## SUPPLIED DATA
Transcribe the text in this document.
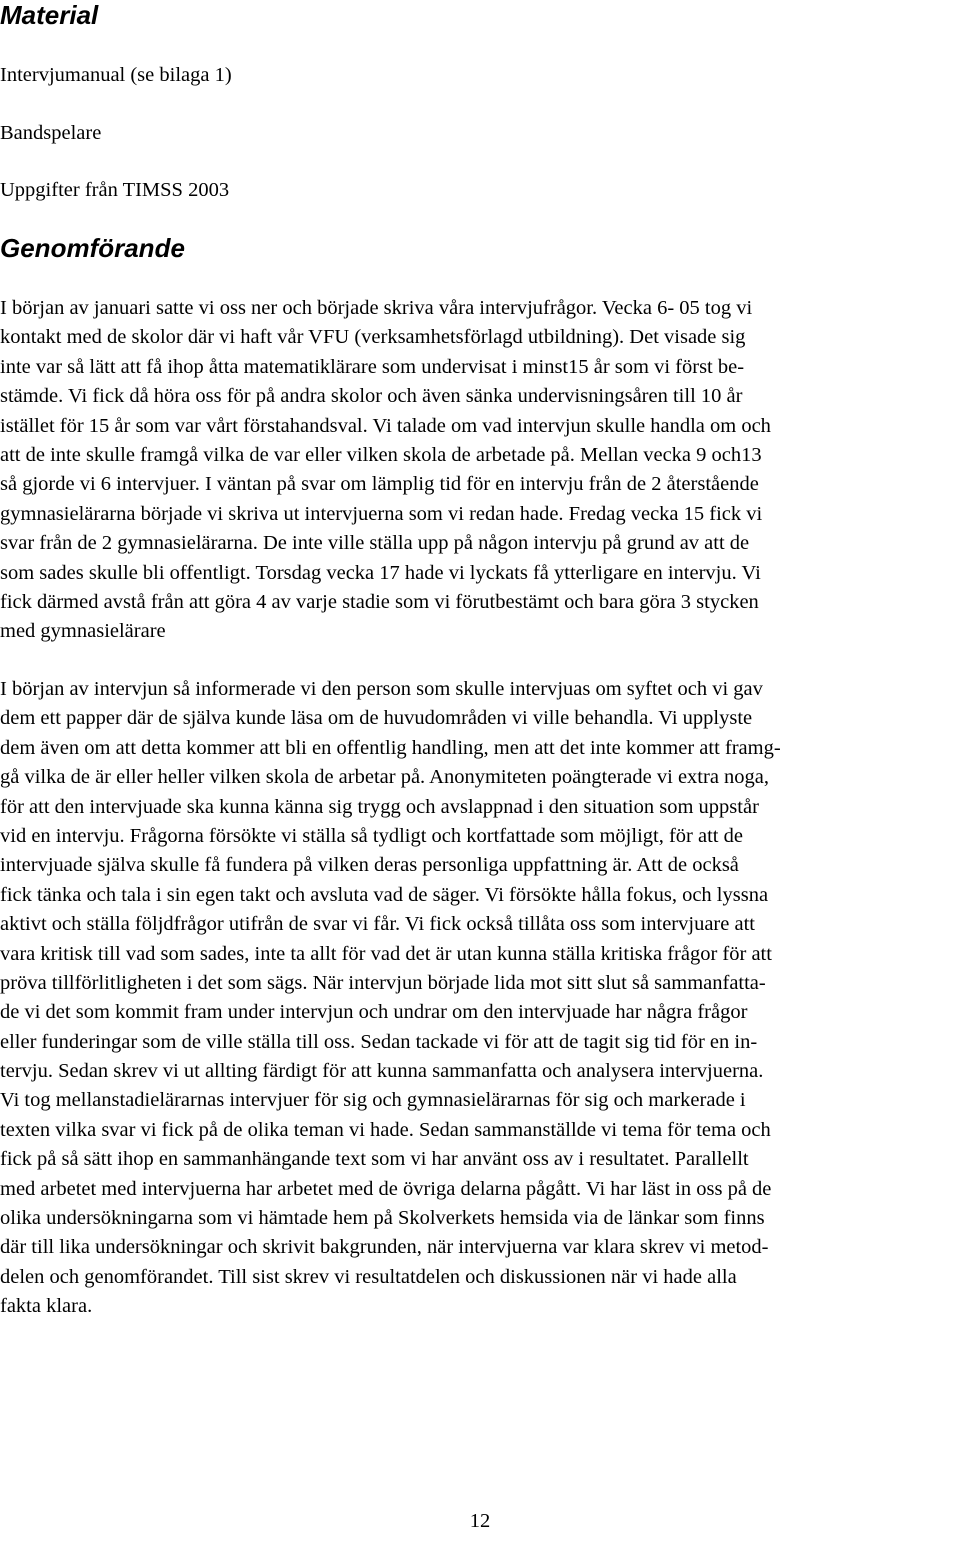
Material

Intervjumanual (se bilaga 1)

Bandspelare

Uppgifter från TIMSS 2003

Genomförande
I början av januari satte vi oss ner och började skriva våra intervjufrågor. Vecka 6- 05 tog vi
kontakt med de skolor där vi haft vår VFU (verksamhetsförlagd utbildning). Det visade sig
inte var så lätt att få ihop åtta matematiklärare som undervisat i minst15 år som vi först be-
stämde. Vi fick då höra oss för på andra skolor och även sänka undervisningsåren till 10 år
istället för 15 år som var vårt förstahandsval. Vi talade om vad intervjun skulle handla om och
att de inte skulle framgå vilka de var eller vilken skola de arbetade på. Mellan vecka 9 och13
så gjorde vi 6 intervjuer. I väntan på svar om lämplig tid för en intervju från de 2 återstående
gymnasielärarna började vi skriva ut intervjuerna som vi redan hade. Fredag vecka 15 fick vi
svar från de 2 gymnasielärarna. De inte ville ställa upp på någon intervju på grund av att de
som sades skulle bli offentligt. Torsdag vecka 17 hade vi lyckats få ytterligare en intervju. Vi
fick därmed avstå från att göra 4 av varje stadie som vi förutbestämt och bara göra 3 stycken
med gymnasielärare
I början av intervjun så informerade vi den person som skulle intervjuas om syftet och vi gav
dem ett papper där de själva kunde läsa om de huvudområden vi ville behandla. Vi upplyste
dem även om att detta kommer att bli en offentlig handling, men att det inte kommer att framg-
gå vilka de är eller heller vilken skola de arbetar på. Anonymiteten poängterade vi extra noga,
för att den intervjuade ska kunna känna sig trygg och avslappnad i den situation som uppstår
vid en intervju. Frågorna försökte vi ställa så tydligt och kortfattade som möjligt, för att de
intervjuade själva skulle få fundera på vilken deras personliga uppfattning är. Att de också
fick tänka och tala i sin egen takt och avsluta vad de säger. Vi försökte hålla fokus, och lyssna
aktivt och ställa följdfrågor utifrån de svar vi får. Vi fick också tillåta oss som intervjuare att
vara kritisk till vad som sades, inte ta allt för vad det är utan kunna ställa kritiska frågor för att
pröva tillförlitligheten i det som sägs. När intervjun började lida mot sitt slut så sammanfatta-
de vi det som kommit fram under intervjun och undrar om den intervjuade har några frågor
eller funderingar som de ville ställa till oss. Sedan tackade vi för att de tagit sig tid för en in-
tervju. Sedan skrev vi ut allting färdigt för att kunna sammanfatta och analysera intervjuerna.
Vi tog mellanstadielärarnas intervjuer för sig och gymnasielärarnas för sig och markerade i
texten vilka svar vi fick på de olika teman vi hade. Sedan sammanställde vi tema för tema och
fick på så sätt ihop en sammanhängande text som vi har använt oss av i resultatet. Parallellt
med arbetet med intervjuerna har arbetet med de övriga delarna pågått. Vi har läst in oss på de
olika undersökningarna som vi hämtade hem på Skolverkets hemsida via de länkar som finns
där till lika undersökningar och skrivit bakgrunden, när intervjuerna var klara skrev vi metod-
delen och genomförandet. Till sist skrev vi resultatdelen och diskussionen när vi hade alla
fakta klara.

12
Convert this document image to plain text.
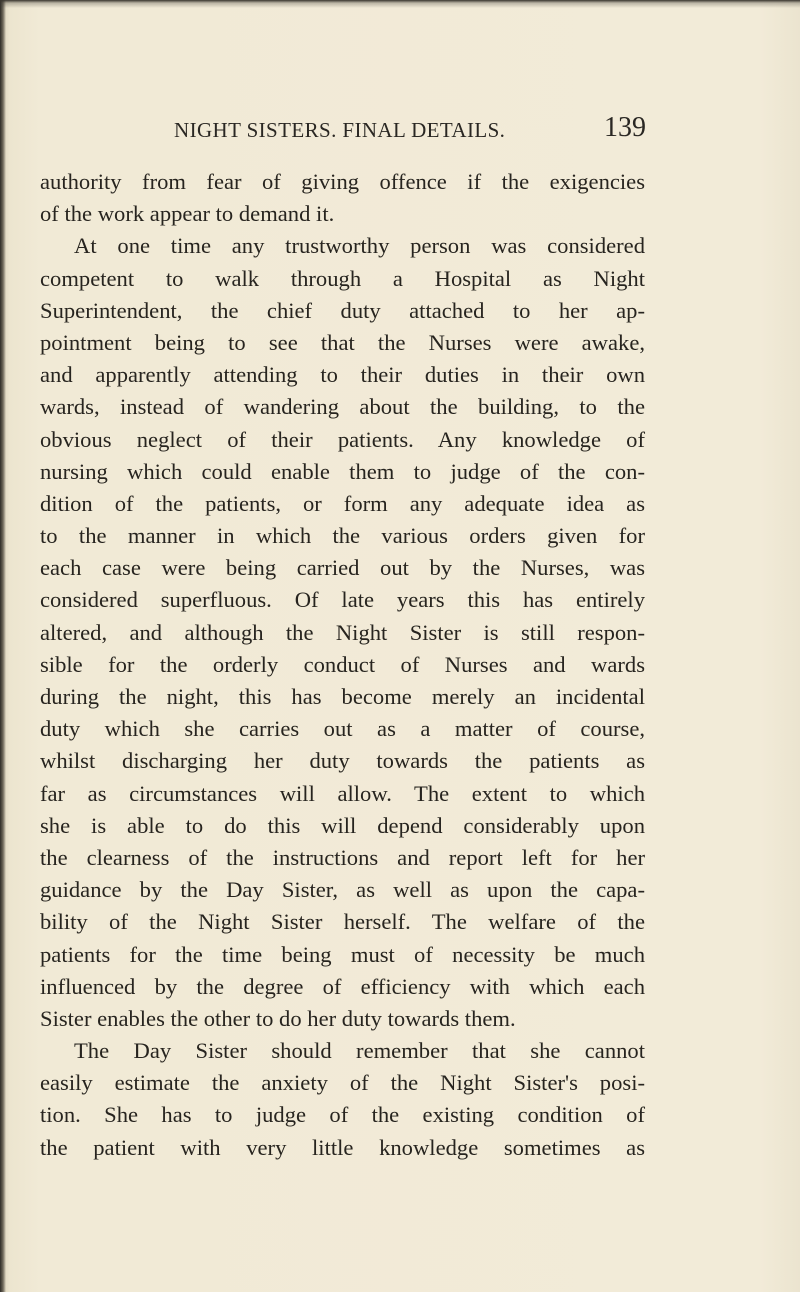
NIGHT SISTERS. FINAL DETAILS.	139
authority from fear of giving offence if the exigencies
of the work appear to demand it.
At one time any trustworthy person was considered
competent to walk through a Hospital as Night
Superintendent, the chief duty attached to her ap-
pointment being to see that the Nurses were awake,
and apparently attending to their duties in their own
wards, instead of wandering about the building, to the
obvious neglect of their patients. Any knowledge of
nursing which could enable them to judge of the con-
dition of the patients, or form any adequate idea as
to the manner in which the various orders given for
each case were being carried out by the Nurses, was
considered superfluous. Of late years this has entirely
altered, and although the Night Sister is still respon-
sible for the orderly conduct of Nurses and wards
during the night, this has become merely an incidental
duty which she carries out as a matter of course,
whilst discharging her duty towards the patients as
far as circumstances will allow. The extent to which
she is able to do this will depend considerably upon
the clearness of the instructions and report left for her
guidance by the Day Sister, as well as upon the capa-
bility of the Night Sister herself. The welfare of the
patients for the time being must of necessity be much
influenced by the degree of efficiency with which each
Sister enables the other to do her duty towards them.
The Day Sister should remember that she cannot
easily estimate the anxiety of the Night Sister's posi-
tion. She has to judge of the existing condition of
the patient with very little knowledge sometimes as
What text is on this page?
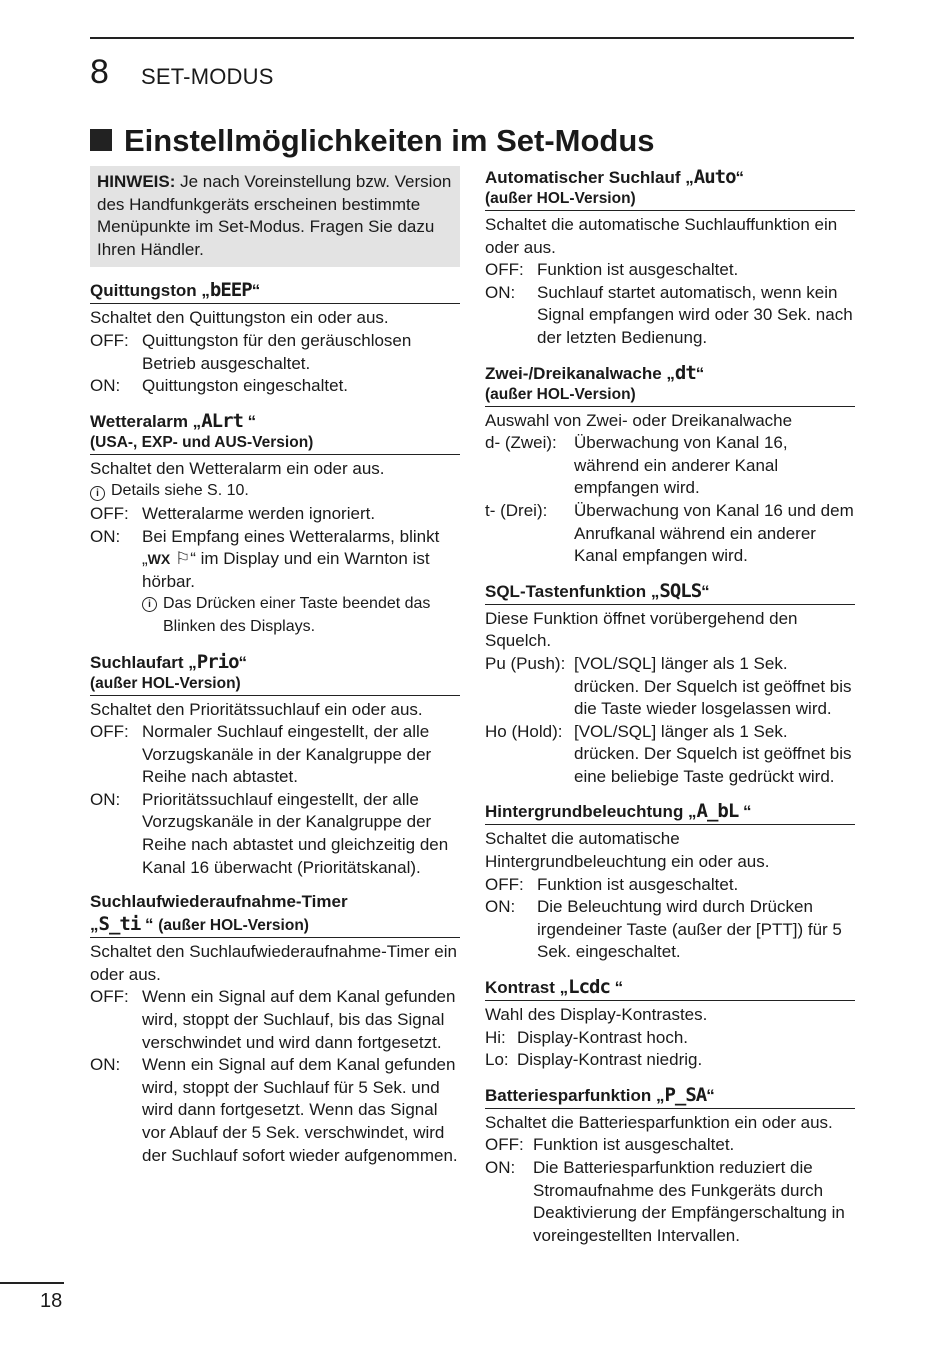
8 SET-MODUS
Einstellmöglichkeiten im Set-Modus
HINWEIS: Je nach Voreinstellung bzw. Version des Handfunkgeräts erscheinen bestimmte Menüpunkte im Set-Modus. Fragen Sie dazu Ihren Händler.
Quittungston „bEEP“
Schaltet den Quittungston ein oder aus.
OFF: Quittungston für den geräuschlosen Betrieb ausgeschaltet.
ON:	Quittungston eingeschaltet.
Wetteralarm „ALrt “
(USA-, EXP- und AUS-Version)
Schaltet den Wetteralarm ein oder aus.
i Details siehe S. 10.
OFF: Wetteralarme werden ignoriert.
ON:	Bei Empfang eines Wetteralarms, blinkt „WX ⚐“ im Display und ein Warnton ist hörbar.
i Das Drücken einer Taste beendet das Blinken des Displays.
Suchlaufart „Prio“
(außer HOL-Version)
Schaltet den Prioritätssuchlauf ein oder aus.
OFF: Normaler Suchlauf eingestellt, der alle Vorzugskanäle in der Kanalgruppe der Reihe nach abtastet.
ON:	Prioritätssuchlauf eingestellt, der alle Vorzugskanäle in der Kanalgruppe der Reihe nach abtastet und gleichzeitig den Kanal 16 überwacht (Prioritätskanal).
Suchlaufwiederaufnahme-Timer
„S_ti “ (außer HOL-Version)
Schaltet den Suchlaufwiederaufnahme-Timer ein oder aus.
OFF: Wenn ein Signal auf dem Kanal gefunden wird, stoppt der Suchlauf, bis das Signal verschwindet und wird dann fortgesetzt.
ON:	Wenn ein Signal auf dem Kanal gefunden wird, stoppt der Suchlauf für 5 Sek. und wird dann fortgesetzt. Wenn das Signal vor Ablauf der 5 Sek. verschwindet, wird der Suchlauf sofort wieder aufgenommen.
Automatischer Suchlauf „Auto“
(außer HOL-Version)
Schaltet die automatische Suchlauffunktion ein oder aus.
OFF: Funktion ist ausgeschaltet.
ON:	Suchlauf startet automatisch, wenn kein Signal empfangen wird oder 30 Sek. nach der letzten Bedienung.
Zwei-/Dreikanalwache „dt“
(außer HOL-Version)
Auswahl von Zwei- oder Dreikanalwache
d- (Zwei):	Überwachung von Kanal 16, während ein anderer Kanal empfangen wird.
t- (Drei):	Überwachung von Kanal 16 und dem Anrufkanal während ein anderer Kanal empfangen wird.
SQL-Tastenfunktion „SQLS“
Diese Funktion öffnet vorübergehend den Squelch.
Pu (Push): [VOL/SQL] länger als 1 Sek. drücken. Der Squelch ist geöffnet bis die Taste wieder losgelassen wird.
Ho (Hold): [VOL/SQL] länger als 1 Sek. drücken. Der Squelch ist geöffnet bis eine beliebige Taste gedrückt wird.
Hintergrundbeleuchtung „A_bL “
Schaltet die automatische Hintergrundbeleuchtung ein oder aus.
OFF: Funktion ist ausgeschaltet.
ON:	Die Beleuchtung wird durch Drücken irgendeiner Taste (außer der [PTT]) für 5 Sek. eingeschaltet.
Kontrast „Lcdc “
Wahl des Display-Kontrastes.
Hi: Display-Kontrast hoch.
Lo: Display-Kontrast niedrig.
Batteriesparfunktion „P_SA“
Schaltet die Batteriesparfunktion ein oder aus.
OFF: Funktion ist ausgeschaltet.
ON:	Die Batteriesparfunktion reduziert die Stromaufnahme des Funkgeräts durch Deaktivierung der Empfängerschaltung in voreingestellten Intervallen.
18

## YOUR ASSIGNMENT
Without the pictures, write out every line above exactly as it appears.

## RESULT OF THIS EXERCISE
Transcribe the text in this document.
Material

Intervjumanual (se bilaga 1)

Bandspelare

Uppgifter från TIMSS 2003

Genomförande
I början av januari satte vi oss ner och började skriva våra intervjufrågor. Vecka 6- 05 tog vi
kontakt med de skolor där vi haft vår VFU (verksamhetsförlagd utbildning). Det visade sig
inte var så lätt att få ihop åtta matematiklärare som undervisat i minst15 år som vi först be-
stämde. Vi fick då höra oss för på andra skolor och även sänka undervisningsåren till 10 år
istället för 15 år som var vårt förstahandsval. Vi talade om vad intervjun skulle handla om och
att de inte skulle framgå vilka de var eller vilken skola de arbetade på. Mellan vecka 9 och13
så gjorde vi 6 intervjuer. I väntan på svar om lämplig tid för en intervju från de 2 återstående
gymnasielärarna började vi skriva ut intervjuerna som vi redan hade. Fredag vecka 15 fick vi
svar från de 2 gymnasielärarna. De inte ville ställa upp på någon intervju på grund av att de
som sades skulle bli offentligt. Torsdag vecka 17 hade vi lyckats få ytterligare en intervju. Vi
fick därmed avstå från att göra 4 av varje stadie som vi förutbestämt och bara göra 3 stycken
med gymnasielärare
I början av intervjun så informerade vi den person som skulle intervjuas om syftet och vi gav
dem ett papper där de själva kunde läsa om de huvudområden vi ville behandla. Vi upplyste
dem även om att detta kommer att bli en offentlig handling, men att det inte kommer att framg-
gå vilka de är eller heller vilken skola de arbetar på. Anonymiteten poängterade vi extra noga,
för att den intervjuade ska kunna känna sig trygg och avslappnad i den situation som uppstår
vid en intervju. Frågorna försökte vi ställa så tydligt och kortfattade som möjligt, för att de
intervjuade själva skulle få fundera på vilken deras personliga uppfattning är. Att de också
fick tänka och tala i sin egen takt och avsluta vad de säger. Vi försökte hålla fokus, och lyssna
aktivt och ställa följdfrågor utifrån de svar vi får. Vi fick också tillåta oss som intervjuare att
vara kritisk till vad som sades, inte ta allt för vad det är utan kunna ställa kritiska frågor för att
pröva tillförlitligheten i det som sägs. När intervjun började lida mot sitt slut så sammanfatta-
de vi det som kommit fram under intervjun och undrar om den intervjuade har några frågor
eller funderingar som de ville ställa till oss. Sedan tackade vi för att de tagit sig tid för en in-
tervju. Sedan skrev vi ut allting färdigt för att kunna sammanfatta och analysera intervjuerna.
Vi tog mellanstadielärarnas intervjuer för sig och gymnasielärarnas för sig och markerade i
texten vilka svar vi fick på de olika teman vi hade. Sedan sammanställde vi tema för tema och
fick på så sätt ihop en sammanhängande text som vi har använt oss av i resultatet. Parallellt
med arbetet med intervjuerna har arbetet med de övriga delarna pågått. Vi har läst in oss på de
olika undersökningarna som vi hämtade hem på Skolverkets hemsida via de länkar som finns
där till lika undersökningar och skrivit bakgrunden, när intervjuerna var klara skrev vi metod-
delen och genomförandet. Till sist skrev vi resultatdelen och diskussionen när vi hade alla
fakta klara.

12
Convert this document image to plain text.
NIGHT SISTERS. FINAL DETAILS.	139
authority from fear of giving offence if the exigencies
of the work appear to demand it.
At one time any trustworthy person was considered
competent to walk through a Hospital as Night
Superintendent, the chief duty attached to her ap-
pointment being to see that the Nurses were awake,
and apparently attending to their duties in their own
wards, instead of wandering about the building, to the
obvious neglect of their patients. Any knowledge of
nursing which could enable them to judge of the con-
dition of the patients, or form any adequate idea as
to the manner in which the various orders given for
each case were being carried out by the Nurses, was
considered superfluous. Of late years this has entirely
altered, and although the Night Sister is still respon-
sible for the orderly conduct of Nurses and wards
during the night, this has become merely an incidental
duty which she carries out as a matter of course,
whilst discharging her duty towards the patients as
far as circumstances will allow. The extent to which
she is able to do this will depend considerably upon
the clearness of the instructions and report left for her
guidance by the Day Sister, as well as upon the capa-
bility of the Night Sister herself. The welfare of the
patients for the time being must of necessity be much
influenced by the degree of efficiency with which each
Sister enables the other to do her duty towards them.
The Day Sister should remember that she cannot
easily estimate the anxiety of the Night Sister's posi-
tion. She has to judge of the existing condition of
the patient with very little knowledge sometimes as
What text is on this page?
8 SET-MODUS
Einstellmöglichkeiten im Set-Modus
HINWEIS: Je nach Voreinstellung bzw. Version des Handfunkgeräts erscheinen bestimmte Menüpunkte im Set-Modus. Fragen Sie dazu Ihren Händler.
Quittungston „bEEP“
Schaltet den Quittungston ein oder aus.
OFF: Quittungston für den geräuschlosen Betrieb ausgeschaltet.
ON:	Quittungston eingeschaltet.
Wetteralarm „ALrt “
(USA-, EXP- und AUS-Version)
Schaltet den Wetteralarm ein oder aus.
i Details siehe S. 10.
OFF: Wetteralarme werden ignoriert.
ON:	Bei Empfang eines Wetteralarms, blinkt „WX ⚐“ im Display und ein Warnton ist hörbar.
i Das Drücken einer Taste beendet das Blinken des Displays.
Suchlaufart „Prio“
(außer HOL-Version)
Schaltet den Prioritätssuchlauf ein oder aus.
OFF: Normaler Suchlauf eingestellt, der alle Vorzugskanäle in der Kanalgruppe der Reihe nach abtastet.
ON:	Prioritätssuchlauf eingestellt, der alle Vorzugskanäle in der Kanalgruppe der Reihe nach abtastet und gleichzeitig den Kanal 16 überwacht (Prioritätskanal).
Suchlaufwiederaufnahme-Timer
„S_ti “ (außer HOL-Version)
Schaltet den Suchlaufwiederaufnahme-Timer ein oder aus.
OFF: Wenn ein Signal auf dem Kanal gefunden wird, stoppt der Suchlauf, bis das Signal verschwindet und wird dann fortgesetzt.
ON:	Wenn ein Signal auf dem Kanal gefunden wird, stoppt der Suchlauf für 5 Sek. und wird dann fortgesetzt. Wenn das Signal vor Ablauf der 5 Sek. verschwindet, wird der Suchlauf sofort wieder aufgenommen.
Automatischer Suchlauf „Auto“
(außer HOL-Version)
Schaltet die automatische Suchlauffunktion ein oder aus.
OFF: Funktion ist ausgeschaltet.
ON:	Suchlauf startet automatisch, wenn kein Signal empfangen wird oder 30 Sek. nach der letzten Bedienung.
Zwei-/Dreikanalwache „dt“
(außer HOL-Version)
Auswahl von Zwei- oder Dreikanalwache
d- (Zwei):	Überwachung von Kanal 16, während ein anderer Kanal empfangen wird.
t- (Drei):	Überwachung von Kanal 16 und dem Anrufkanal während ein anderer Kanal empfangen wird.
SQL-Tastenfunktion „SQLS“
Diese Funktion öffnet vorübergehend den Squelch.
Pu (Push): [VOL/SQL] länger als 1 Sek. drücken. Der Squelch ist geöffnet bis die Taste wieder losgelassen wird.
Ho (Hold): [VOL/SQL] länger als 1 Sek. drücken. Der Squelch ist geöffnet bis eine beliebige Taste gedrückt wird.
Hintergrundbeleuchtung „A_bL “
Schaltet die automatische Hintergrundbeleuchtung ein oder aus.
OFF: Funktion ist ausgeschaltet.
ON:	Die Beleuchtung wird durch Drücken irgendeiner Taste (außer der [PTT]) für 5 Sek. eingeschaltet.
Kontrast „Lcdc “
Wahl des Display-Kontrastes.
Hi: Display-Kontrast hoch.
Lo: Display-Kontrast niedrig.
Batteriesparfunktion „P_SA“
Schaltet die Batteriesparfunktion ein oder aus.
OFF: Funktion ist ausgeschaltet.
ON:	Die Batteriesparfunktion reduziert die Stromaufnahme des Funkgeräts durch Deaktivierung der Empfängerschaltung in voreingestellten Intervallen.
18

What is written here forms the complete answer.